- **The request**
Keep only those lines of the records that include the string "dans".

- **Collected data**
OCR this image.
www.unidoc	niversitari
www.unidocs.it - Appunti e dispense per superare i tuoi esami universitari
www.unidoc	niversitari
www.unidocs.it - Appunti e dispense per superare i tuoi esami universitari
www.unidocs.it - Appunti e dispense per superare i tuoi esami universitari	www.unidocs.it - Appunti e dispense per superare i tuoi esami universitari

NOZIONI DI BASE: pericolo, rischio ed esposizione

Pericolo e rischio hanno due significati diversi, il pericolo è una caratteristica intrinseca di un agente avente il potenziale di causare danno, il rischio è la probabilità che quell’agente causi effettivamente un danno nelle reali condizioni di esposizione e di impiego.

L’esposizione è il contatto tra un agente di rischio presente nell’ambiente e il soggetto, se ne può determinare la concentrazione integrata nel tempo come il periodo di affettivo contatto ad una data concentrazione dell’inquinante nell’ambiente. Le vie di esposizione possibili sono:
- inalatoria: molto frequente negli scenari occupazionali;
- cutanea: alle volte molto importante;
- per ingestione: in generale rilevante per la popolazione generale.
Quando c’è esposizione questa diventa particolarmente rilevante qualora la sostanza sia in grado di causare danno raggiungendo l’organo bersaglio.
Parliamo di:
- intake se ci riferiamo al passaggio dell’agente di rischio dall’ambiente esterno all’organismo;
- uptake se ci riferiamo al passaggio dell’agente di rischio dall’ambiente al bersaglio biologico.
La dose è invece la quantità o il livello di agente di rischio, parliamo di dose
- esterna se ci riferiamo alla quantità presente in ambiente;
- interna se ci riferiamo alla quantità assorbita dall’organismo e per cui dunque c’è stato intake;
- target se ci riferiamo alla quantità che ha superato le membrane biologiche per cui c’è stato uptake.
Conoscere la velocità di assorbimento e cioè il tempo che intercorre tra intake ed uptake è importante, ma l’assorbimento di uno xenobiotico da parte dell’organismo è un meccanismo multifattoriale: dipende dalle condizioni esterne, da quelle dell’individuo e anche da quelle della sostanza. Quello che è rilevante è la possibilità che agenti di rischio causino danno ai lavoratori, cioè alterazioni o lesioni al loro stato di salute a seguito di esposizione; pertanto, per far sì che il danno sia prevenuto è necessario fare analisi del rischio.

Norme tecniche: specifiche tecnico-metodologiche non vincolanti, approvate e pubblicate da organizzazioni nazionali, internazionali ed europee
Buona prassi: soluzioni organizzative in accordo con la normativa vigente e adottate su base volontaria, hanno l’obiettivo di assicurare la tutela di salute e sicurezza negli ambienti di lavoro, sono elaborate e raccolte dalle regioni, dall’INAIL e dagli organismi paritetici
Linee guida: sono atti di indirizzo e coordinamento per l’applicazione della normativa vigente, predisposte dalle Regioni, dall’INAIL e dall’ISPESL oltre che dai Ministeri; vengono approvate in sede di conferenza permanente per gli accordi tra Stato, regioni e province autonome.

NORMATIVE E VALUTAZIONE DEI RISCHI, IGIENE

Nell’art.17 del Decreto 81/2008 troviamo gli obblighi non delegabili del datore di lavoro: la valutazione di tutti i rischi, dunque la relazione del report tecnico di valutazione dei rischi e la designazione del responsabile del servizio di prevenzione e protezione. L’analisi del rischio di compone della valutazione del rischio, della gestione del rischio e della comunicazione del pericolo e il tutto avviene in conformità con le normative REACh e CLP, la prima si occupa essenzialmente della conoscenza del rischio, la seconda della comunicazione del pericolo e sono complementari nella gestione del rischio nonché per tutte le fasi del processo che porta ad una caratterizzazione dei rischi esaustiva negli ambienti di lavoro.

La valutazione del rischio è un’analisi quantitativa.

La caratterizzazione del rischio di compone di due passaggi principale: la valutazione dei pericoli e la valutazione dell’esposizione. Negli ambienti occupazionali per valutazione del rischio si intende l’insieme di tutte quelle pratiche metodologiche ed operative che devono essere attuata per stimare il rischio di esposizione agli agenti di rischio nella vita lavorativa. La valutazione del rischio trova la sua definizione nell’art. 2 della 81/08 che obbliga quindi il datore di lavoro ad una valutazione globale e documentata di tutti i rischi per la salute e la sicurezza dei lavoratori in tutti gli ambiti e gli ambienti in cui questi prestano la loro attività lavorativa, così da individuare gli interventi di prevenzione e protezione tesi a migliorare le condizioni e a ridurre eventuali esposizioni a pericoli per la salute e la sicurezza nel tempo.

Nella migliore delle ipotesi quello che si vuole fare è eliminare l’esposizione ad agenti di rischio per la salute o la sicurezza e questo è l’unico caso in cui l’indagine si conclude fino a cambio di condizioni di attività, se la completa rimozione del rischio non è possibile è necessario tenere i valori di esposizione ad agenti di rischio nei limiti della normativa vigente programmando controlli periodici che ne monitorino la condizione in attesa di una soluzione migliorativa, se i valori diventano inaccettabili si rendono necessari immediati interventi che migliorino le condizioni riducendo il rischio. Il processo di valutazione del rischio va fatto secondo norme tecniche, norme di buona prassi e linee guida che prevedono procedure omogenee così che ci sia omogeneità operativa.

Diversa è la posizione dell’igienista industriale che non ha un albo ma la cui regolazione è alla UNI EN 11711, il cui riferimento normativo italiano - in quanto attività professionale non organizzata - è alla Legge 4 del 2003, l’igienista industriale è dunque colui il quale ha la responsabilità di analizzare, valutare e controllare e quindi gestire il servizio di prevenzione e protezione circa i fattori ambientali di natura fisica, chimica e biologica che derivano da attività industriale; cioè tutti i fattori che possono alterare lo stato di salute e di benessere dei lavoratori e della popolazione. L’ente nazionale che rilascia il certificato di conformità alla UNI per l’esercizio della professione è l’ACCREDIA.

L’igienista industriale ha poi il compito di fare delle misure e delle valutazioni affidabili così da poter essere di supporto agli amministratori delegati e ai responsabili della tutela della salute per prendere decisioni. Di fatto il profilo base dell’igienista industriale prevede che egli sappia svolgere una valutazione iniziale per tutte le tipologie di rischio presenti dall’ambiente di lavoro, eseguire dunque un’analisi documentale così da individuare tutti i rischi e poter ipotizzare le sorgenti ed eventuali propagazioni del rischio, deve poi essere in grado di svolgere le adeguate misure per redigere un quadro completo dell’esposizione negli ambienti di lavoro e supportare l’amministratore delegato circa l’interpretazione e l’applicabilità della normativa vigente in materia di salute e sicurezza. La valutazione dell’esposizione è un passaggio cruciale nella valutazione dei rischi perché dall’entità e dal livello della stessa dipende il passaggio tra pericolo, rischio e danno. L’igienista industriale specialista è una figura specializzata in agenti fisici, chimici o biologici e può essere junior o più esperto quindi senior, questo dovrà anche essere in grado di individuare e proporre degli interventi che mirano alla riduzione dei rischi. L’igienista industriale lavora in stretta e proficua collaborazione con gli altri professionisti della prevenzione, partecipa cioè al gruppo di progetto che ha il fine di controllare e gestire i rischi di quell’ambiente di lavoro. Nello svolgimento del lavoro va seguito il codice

* * *

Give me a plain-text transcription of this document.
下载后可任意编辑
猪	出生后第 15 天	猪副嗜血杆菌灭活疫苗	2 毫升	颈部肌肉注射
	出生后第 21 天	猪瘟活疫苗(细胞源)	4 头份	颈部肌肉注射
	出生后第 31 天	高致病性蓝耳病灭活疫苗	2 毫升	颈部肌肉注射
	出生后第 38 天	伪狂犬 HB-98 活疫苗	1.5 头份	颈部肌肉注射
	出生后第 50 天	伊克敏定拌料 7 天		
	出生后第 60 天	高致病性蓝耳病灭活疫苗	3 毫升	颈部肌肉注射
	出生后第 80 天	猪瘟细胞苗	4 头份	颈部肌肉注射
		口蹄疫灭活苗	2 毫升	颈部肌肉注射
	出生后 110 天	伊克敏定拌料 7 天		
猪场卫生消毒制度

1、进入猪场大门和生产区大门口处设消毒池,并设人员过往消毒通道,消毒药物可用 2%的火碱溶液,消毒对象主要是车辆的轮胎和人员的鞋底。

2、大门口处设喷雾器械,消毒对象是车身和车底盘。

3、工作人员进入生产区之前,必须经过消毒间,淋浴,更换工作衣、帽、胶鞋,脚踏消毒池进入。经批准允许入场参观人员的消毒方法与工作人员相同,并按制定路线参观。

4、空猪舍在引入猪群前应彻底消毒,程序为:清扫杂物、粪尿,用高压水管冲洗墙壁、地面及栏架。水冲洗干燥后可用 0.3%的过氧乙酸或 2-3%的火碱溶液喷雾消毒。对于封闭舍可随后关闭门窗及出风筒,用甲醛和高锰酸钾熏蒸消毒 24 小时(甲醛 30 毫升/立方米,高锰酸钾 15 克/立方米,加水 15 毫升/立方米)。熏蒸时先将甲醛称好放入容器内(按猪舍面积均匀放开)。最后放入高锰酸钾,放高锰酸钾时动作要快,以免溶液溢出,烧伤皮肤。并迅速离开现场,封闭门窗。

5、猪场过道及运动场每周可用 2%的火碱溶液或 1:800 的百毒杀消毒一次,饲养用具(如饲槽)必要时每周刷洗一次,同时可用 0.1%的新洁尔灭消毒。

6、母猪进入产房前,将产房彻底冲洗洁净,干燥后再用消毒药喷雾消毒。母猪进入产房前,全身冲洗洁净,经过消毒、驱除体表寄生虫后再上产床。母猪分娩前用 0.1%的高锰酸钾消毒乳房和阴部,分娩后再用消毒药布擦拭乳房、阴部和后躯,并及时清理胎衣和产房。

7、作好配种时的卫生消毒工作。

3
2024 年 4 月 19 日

--

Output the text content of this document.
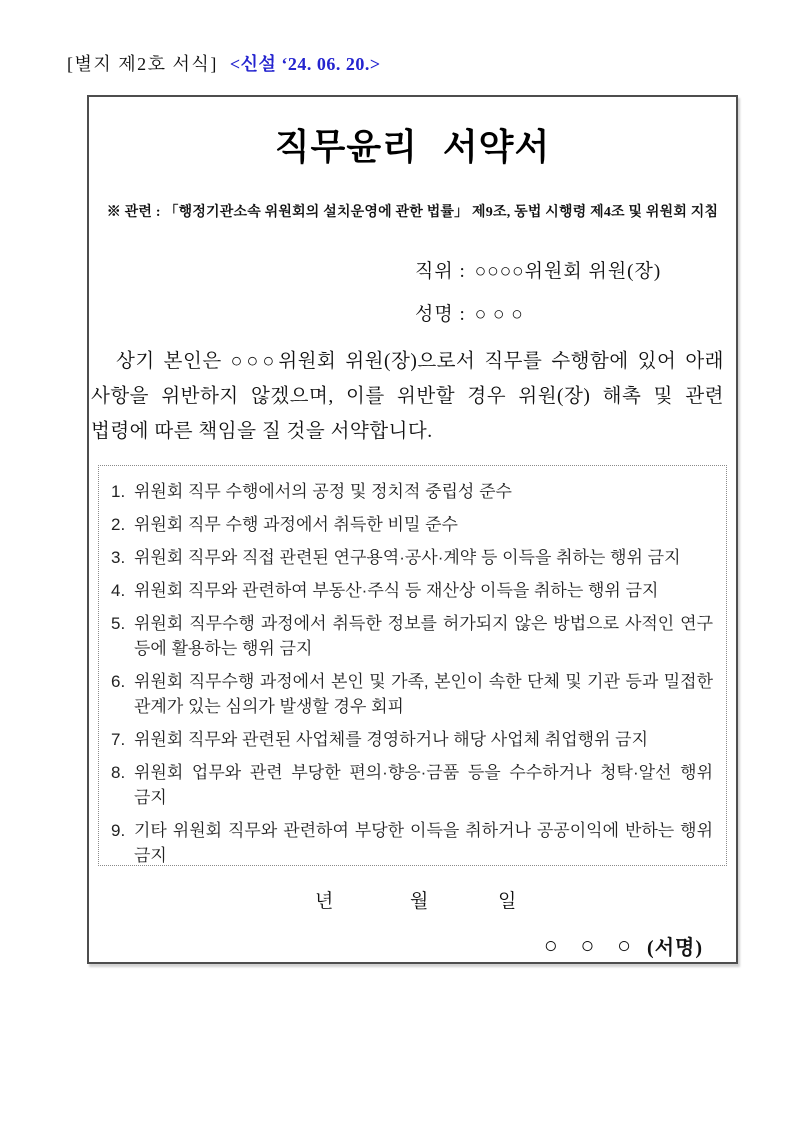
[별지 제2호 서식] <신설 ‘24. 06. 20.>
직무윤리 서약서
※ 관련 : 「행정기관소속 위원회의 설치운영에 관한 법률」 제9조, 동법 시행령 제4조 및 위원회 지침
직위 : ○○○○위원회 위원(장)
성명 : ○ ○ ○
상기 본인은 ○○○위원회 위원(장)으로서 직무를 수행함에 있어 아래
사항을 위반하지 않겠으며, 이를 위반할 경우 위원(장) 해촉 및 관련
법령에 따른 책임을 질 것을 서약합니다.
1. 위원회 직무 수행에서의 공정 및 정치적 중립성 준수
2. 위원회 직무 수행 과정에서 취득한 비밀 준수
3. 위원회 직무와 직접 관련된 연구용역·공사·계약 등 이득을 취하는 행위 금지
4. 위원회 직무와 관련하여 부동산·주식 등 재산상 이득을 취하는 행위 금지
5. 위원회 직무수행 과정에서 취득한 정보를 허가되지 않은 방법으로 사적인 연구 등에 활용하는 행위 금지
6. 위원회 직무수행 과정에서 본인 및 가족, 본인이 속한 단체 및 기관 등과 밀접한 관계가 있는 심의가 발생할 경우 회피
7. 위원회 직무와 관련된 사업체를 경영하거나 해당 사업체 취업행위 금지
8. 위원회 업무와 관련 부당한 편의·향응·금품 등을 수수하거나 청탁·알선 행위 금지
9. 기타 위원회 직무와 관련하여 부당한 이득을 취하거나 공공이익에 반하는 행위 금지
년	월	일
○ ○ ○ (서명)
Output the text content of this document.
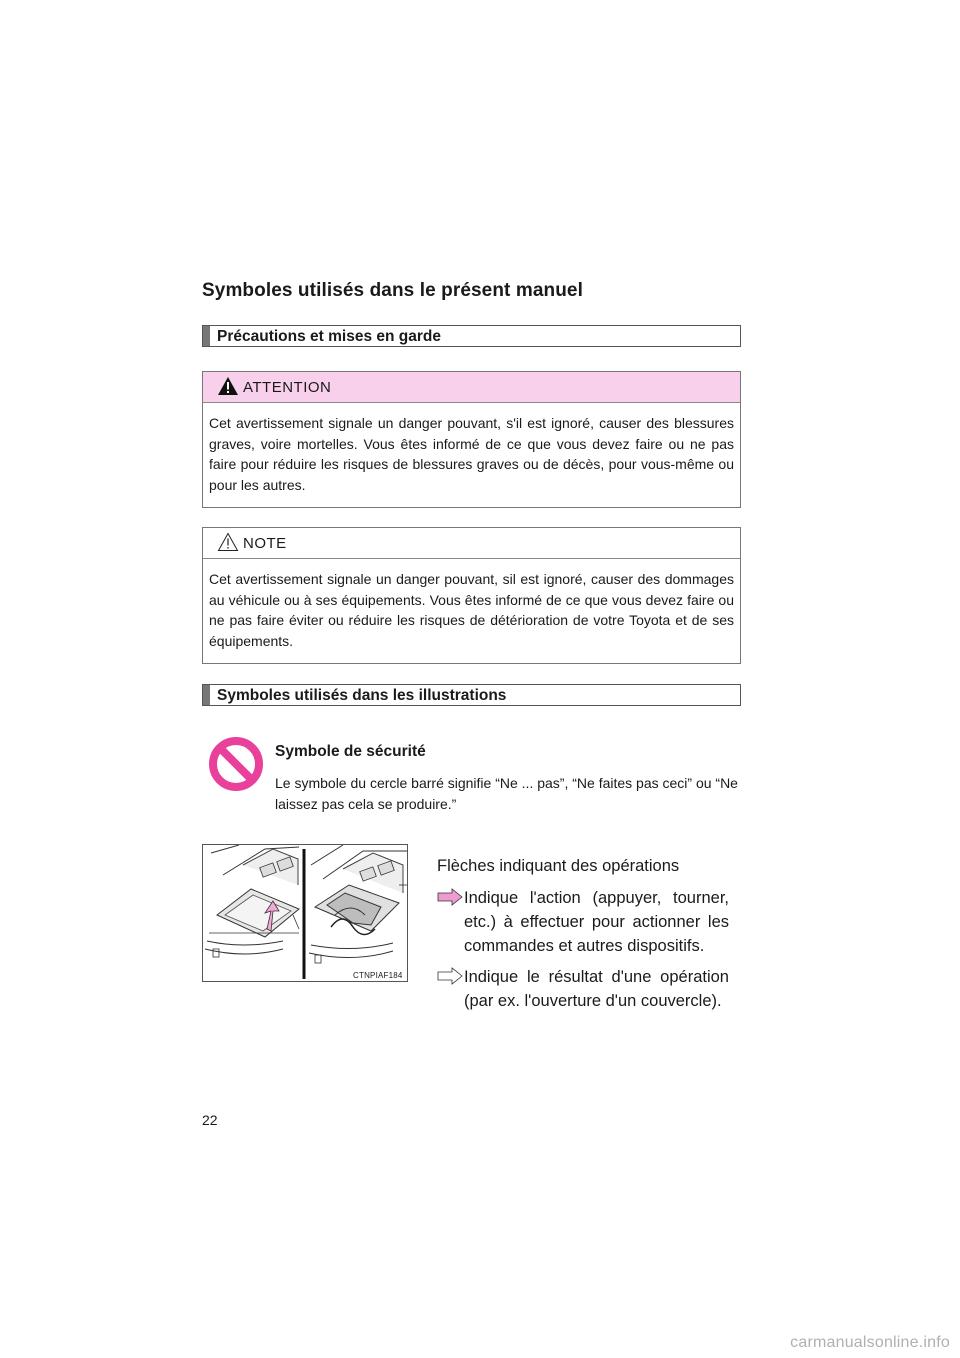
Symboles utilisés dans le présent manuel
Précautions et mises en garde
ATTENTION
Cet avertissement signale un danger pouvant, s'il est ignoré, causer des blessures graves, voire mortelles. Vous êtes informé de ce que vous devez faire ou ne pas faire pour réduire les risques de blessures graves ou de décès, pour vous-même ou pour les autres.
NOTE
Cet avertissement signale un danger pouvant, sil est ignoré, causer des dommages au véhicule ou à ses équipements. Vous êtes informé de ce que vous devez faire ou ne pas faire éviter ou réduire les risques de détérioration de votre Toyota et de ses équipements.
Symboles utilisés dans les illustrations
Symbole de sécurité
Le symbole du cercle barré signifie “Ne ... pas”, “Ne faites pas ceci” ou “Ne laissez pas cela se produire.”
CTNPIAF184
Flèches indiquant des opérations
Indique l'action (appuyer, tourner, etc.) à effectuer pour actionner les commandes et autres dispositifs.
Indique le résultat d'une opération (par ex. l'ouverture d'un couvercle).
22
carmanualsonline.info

- **Solution for this exercise**
Symboles utilisés dans le présent manuel
Symboles utilisés dans les illustrations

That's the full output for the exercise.